## 抜粋
鹿谷以外にも5人の男が招かれたこの館には、主人も使用人も客人も、個室以外では仮面をかぶらなければいけないという奇妙なルールが。
季節外れの吹雪により館が孤立する中、凄惨な殺人死体が発見されて.....。
というわけで、陸の孤島と化した館で殺人事件が起きるという、やはり“館もの本格ミステリ”の定番的な設定となっていますが、内容の方もまさに“正統派本格ミステリ”といった感じでした。
次々に殺人事件が巻き起こっていくサスペンス要素のあるタイプというよりは、一つ一つの事件・謎についてじっくりと推理してじっくりと真相に近づいていくので、パズラー的なタイプといえるでしょう。
なので、物語やストーリーなどを中心に楽しみたいというような人だと読み進めるのが辛くなってしまうかもしれませんが、綿密に構成された謎・伏線・推理に、ミステリのセオリーをくすぐるかのようなトリック、そしてこのシリーズだからこその大胆な仕掛けなど、本格ミステリ好きならば懐古の情も含めて楽しみ堪能できる作品に仕上がっているのですね。
ただ、ド派手だったり衝撃的だったり圧倒されたりするような大作タイプではなく、謎と推理をじっくりと味わう良作タイプなので、“大傑作を読むぞ!”とあまりに高い期待と共に読んでしまうと、少々物足りなさを感じてしまうかもしれないのでご注意を。

[ラベル付きボックスの一覧]

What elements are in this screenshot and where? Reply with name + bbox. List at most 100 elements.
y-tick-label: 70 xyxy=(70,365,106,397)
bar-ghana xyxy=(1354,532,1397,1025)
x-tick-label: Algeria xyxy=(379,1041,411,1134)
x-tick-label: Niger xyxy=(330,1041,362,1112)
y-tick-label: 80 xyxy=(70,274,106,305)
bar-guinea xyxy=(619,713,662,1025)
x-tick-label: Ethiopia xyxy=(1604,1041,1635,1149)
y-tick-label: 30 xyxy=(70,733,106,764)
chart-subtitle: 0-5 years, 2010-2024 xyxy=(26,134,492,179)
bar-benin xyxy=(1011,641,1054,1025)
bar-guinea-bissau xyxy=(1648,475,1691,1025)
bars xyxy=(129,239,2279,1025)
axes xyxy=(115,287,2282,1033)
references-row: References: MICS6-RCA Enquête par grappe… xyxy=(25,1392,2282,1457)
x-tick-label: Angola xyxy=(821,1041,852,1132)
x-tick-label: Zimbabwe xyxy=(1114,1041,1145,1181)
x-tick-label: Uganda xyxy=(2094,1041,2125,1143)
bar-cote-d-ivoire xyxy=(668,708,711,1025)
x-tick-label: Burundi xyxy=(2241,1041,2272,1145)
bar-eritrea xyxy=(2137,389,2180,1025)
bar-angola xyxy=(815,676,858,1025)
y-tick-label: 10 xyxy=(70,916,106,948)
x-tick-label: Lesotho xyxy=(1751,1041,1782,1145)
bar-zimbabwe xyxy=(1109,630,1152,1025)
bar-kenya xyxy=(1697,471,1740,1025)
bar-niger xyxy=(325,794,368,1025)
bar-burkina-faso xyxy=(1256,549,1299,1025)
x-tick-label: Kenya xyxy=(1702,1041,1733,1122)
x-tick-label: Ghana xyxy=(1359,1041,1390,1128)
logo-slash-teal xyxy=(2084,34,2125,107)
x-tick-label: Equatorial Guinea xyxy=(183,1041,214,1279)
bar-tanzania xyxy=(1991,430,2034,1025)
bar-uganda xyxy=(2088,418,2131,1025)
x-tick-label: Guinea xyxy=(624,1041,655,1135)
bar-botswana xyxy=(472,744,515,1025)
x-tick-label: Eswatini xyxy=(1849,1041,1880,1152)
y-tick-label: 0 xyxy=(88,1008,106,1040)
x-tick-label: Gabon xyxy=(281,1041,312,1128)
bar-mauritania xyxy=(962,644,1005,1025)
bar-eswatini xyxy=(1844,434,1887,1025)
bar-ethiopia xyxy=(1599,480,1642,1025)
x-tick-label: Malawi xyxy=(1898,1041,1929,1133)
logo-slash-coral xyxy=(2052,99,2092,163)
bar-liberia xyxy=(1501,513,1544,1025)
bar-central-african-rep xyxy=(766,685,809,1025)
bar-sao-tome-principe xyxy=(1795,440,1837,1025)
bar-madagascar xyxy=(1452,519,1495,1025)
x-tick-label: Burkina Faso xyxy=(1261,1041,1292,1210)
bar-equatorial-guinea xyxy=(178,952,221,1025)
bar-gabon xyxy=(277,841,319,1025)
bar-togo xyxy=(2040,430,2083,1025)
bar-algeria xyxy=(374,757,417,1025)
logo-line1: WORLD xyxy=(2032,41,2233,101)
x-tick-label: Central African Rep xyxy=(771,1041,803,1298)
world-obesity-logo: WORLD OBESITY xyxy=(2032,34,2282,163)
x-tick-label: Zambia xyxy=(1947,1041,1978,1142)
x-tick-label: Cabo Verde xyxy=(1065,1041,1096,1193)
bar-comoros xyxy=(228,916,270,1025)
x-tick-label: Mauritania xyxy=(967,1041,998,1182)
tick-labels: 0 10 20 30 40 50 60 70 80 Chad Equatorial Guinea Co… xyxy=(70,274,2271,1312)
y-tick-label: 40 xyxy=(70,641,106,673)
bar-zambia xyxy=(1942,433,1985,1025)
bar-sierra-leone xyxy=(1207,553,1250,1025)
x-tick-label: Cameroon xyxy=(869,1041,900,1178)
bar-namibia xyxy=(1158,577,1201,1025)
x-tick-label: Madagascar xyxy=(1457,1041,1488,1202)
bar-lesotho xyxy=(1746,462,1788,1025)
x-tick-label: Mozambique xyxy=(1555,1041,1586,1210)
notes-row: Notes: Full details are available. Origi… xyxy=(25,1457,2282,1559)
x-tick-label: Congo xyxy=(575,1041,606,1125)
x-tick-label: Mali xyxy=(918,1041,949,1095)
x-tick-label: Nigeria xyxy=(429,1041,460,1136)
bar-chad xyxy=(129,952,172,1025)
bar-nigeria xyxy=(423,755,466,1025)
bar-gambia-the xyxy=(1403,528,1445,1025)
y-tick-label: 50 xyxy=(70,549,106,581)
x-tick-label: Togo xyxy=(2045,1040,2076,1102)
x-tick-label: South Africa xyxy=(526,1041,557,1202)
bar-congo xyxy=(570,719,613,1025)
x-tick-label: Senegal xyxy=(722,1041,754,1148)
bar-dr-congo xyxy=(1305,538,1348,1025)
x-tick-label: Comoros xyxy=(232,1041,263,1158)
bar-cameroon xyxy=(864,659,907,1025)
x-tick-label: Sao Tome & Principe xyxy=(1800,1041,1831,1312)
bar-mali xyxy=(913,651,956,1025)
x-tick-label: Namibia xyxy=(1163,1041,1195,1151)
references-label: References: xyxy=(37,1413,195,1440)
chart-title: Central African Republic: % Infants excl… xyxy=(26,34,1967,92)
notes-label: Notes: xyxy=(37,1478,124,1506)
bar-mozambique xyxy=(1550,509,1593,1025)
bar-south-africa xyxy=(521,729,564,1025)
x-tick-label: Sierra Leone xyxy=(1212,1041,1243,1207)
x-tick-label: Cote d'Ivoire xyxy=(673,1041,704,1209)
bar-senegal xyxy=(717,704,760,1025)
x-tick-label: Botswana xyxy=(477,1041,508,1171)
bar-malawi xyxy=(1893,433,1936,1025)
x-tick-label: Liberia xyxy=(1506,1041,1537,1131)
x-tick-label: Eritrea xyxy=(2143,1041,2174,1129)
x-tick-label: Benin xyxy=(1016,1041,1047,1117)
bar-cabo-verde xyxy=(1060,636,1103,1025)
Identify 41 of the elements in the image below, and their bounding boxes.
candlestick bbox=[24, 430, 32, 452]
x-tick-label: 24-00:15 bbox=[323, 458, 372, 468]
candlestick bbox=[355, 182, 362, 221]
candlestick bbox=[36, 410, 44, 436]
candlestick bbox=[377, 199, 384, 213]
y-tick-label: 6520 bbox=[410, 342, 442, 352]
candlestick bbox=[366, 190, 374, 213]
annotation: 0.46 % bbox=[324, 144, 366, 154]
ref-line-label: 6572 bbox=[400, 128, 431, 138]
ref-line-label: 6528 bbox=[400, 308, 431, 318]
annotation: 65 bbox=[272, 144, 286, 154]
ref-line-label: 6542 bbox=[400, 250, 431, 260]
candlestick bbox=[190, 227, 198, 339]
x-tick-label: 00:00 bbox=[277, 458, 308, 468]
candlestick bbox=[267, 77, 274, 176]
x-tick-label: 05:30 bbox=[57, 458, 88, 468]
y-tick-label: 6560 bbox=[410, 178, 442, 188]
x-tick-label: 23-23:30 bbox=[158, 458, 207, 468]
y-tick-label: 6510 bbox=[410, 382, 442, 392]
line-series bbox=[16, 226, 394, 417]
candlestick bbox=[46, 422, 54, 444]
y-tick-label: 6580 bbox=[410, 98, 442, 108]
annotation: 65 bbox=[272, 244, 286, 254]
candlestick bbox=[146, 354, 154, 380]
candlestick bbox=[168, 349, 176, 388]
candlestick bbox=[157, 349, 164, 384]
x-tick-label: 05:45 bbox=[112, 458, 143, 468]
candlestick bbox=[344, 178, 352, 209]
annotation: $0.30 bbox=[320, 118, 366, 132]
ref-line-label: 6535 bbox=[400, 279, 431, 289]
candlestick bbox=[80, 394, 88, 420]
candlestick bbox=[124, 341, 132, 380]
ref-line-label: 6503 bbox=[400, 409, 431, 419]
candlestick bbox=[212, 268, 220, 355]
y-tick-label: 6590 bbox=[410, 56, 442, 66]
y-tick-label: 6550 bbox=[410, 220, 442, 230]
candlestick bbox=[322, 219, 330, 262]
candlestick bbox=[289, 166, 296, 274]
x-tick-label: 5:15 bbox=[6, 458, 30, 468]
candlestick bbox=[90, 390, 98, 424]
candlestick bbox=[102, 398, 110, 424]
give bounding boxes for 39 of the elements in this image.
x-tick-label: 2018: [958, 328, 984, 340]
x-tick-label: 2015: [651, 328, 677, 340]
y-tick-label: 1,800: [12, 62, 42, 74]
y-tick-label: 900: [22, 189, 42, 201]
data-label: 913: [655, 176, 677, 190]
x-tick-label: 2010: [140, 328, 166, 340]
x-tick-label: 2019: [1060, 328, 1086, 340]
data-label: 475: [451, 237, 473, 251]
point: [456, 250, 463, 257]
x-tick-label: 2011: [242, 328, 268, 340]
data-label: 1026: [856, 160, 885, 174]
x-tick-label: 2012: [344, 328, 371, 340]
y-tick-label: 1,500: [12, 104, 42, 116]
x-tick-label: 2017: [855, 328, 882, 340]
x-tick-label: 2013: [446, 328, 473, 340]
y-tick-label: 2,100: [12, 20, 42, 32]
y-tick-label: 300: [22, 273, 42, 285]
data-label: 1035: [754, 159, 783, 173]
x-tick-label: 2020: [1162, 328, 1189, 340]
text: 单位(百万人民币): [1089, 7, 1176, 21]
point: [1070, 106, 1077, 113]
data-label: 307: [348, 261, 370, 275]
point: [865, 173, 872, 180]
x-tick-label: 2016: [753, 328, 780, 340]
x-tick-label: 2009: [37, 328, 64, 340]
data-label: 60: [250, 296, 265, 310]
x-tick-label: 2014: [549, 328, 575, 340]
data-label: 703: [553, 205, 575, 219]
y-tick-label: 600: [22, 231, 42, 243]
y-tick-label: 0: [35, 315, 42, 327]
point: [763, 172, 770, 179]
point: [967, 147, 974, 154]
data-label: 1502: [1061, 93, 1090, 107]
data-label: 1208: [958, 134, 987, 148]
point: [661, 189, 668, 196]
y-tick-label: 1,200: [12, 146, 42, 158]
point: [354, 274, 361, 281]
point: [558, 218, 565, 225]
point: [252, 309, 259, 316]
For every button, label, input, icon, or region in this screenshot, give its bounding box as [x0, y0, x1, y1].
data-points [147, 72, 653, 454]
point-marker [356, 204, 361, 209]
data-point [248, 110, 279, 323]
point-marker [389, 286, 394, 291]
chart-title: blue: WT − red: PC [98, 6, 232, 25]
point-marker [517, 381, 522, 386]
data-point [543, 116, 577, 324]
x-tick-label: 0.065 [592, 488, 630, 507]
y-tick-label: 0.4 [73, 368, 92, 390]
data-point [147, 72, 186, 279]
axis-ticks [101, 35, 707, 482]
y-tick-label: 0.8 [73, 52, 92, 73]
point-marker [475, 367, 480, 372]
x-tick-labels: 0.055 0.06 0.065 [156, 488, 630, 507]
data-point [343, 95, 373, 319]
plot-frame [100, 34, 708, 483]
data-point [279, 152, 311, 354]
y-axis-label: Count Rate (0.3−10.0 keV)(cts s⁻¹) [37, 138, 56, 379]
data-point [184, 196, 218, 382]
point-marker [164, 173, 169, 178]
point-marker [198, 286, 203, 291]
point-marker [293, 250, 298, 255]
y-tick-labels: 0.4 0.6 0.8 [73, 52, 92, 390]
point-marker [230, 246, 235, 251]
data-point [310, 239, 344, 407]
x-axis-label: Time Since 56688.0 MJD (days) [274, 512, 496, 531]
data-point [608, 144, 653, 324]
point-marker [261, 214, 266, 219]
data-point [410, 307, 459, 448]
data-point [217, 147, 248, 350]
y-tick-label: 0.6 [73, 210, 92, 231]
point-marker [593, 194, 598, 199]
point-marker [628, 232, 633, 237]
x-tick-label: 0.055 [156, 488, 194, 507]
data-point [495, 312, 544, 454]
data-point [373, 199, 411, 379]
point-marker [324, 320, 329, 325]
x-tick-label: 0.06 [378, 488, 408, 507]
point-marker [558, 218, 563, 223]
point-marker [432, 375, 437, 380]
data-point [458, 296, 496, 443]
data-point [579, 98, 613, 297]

## 課題
抜粋によると、この館では個室以外にいるとき、どのような決まりを守る必要がありますか。

## 解答
主人も使用人も客人も、仮面をかぶらなければならない。